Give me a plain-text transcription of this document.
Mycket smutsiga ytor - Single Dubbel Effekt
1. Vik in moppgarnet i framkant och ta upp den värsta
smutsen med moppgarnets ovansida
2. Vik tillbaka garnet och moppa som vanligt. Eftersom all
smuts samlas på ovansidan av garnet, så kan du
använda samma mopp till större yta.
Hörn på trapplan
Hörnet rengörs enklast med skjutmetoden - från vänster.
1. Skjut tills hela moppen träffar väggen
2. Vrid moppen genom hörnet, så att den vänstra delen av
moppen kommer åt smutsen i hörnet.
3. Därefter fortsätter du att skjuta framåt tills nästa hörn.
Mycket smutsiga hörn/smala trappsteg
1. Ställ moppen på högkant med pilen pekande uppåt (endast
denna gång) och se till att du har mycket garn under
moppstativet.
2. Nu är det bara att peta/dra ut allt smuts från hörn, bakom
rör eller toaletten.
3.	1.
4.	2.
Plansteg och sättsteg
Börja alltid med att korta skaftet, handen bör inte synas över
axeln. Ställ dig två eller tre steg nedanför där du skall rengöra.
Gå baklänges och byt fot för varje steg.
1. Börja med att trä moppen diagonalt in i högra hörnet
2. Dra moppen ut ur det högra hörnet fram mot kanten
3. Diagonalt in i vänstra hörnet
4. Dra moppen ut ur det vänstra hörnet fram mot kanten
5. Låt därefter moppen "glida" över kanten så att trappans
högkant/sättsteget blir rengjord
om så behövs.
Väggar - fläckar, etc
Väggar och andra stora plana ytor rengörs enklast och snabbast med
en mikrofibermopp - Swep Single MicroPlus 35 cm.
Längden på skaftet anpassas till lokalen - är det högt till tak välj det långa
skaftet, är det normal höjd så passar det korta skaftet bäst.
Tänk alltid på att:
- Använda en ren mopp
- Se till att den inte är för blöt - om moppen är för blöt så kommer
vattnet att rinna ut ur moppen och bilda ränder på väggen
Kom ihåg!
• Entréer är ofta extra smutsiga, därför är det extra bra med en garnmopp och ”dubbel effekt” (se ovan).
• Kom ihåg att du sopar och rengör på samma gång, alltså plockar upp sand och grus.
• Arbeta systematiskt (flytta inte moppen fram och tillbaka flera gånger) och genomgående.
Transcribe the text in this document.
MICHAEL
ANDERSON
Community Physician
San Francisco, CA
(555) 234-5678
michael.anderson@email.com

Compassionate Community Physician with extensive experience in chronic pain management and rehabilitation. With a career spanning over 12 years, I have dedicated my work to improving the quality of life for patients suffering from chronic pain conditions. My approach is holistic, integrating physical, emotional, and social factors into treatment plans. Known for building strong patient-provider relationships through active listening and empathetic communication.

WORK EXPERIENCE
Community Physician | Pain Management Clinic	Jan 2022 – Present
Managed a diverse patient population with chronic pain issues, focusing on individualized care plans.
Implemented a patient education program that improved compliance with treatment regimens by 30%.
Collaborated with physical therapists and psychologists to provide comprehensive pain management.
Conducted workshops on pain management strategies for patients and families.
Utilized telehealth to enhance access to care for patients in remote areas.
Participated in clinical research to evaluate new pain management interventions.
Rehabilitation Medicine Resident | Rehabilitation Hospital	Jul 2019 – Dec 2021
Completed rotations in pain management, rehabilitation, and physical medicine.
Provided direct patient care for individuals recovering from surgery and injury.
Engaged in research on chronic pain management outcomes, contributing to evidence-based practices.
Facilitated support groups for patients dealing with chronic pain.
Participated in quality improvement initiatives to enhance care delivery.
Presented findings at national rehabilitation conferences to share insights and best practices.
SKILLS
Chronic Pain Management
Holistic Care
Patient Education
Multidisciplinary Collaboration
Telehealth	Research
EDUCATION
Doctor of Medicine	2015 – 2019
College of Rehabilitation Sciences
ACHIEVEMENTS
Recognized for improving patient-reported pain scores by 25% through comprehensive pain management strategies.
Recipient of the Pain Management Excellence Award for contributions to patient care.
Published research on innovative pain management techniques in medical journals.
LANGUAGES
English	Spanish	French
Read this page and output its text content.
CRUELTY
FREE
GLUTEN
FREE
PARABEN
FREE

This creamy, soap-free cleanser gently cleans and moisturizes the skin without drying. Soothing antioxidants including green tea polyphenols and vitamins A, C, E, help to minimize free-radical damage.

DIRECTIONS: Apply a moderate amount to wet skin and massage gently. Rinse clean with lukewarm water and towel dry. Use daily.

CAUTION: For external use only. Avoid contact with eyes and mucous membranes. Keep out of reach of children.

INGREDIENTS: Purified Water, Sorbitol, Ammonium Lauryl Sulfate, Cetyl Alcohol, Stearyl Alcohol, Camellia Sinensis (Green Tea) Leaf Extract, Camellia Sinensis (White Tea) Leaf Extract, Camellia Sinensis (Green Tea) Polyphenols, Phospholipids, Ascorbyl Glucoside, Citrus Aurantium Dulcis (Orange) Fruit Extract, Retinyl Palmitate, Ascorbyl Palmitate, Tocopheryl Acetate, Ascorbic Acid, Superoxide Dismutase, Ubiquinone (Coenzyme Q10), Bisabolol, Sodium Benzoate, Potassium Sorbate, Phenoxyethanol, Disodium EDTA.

============================================================

### The problem
Beginning with the line that contains "Read this page and output its text content.", return every line through the end of the data above, exactly as written.

### Reply
Read this page and output its text content.
CRUELTY
FREE
GLUTEN
FREE
PARABEN
FREE

This creamy, soap-free cleanser gently cleans and moisturizes the skin without drying. Soothing antioxidants including green tea polyphenols and vitamins A, C, E, help to minimize free-radical damage.

DIRECTIONS: Apply a moderate amount to wet skin and massage gently. Rinse clean with lukewarm water and towel dry. Use daily.

CAUTION: For external use only. Avoid contact with eyes and mucous membranes. Keep out of reach of children.

INGREDIENTS: Purified Water, Sorbitol, Ammonium Lauryl Sulfate, Cetyl Alcohol, Stearyl Alcohol, Camellia Sinensis (Green Tea) Leaf Extract, Camellia Sinensis (White Tea) Leaf Extract, Camellia Sinensis (Green Tea) Polyphenols, Phospholipids, Ascorbyl Glucoside, Citrus Aurantium Dulcis (Orange) Fruit Extract, Retinyl Palmitate, Ascorbyl Palmitate, Tocopheryl Acetate, Ascorbic Acid, Superoxide Dismutase, Ubiquinone (Coenzyme Q10), Bisabolol, Sodium Benzoate, Potassium Sorbate, Phenoxyethanol, Disodium EDTA.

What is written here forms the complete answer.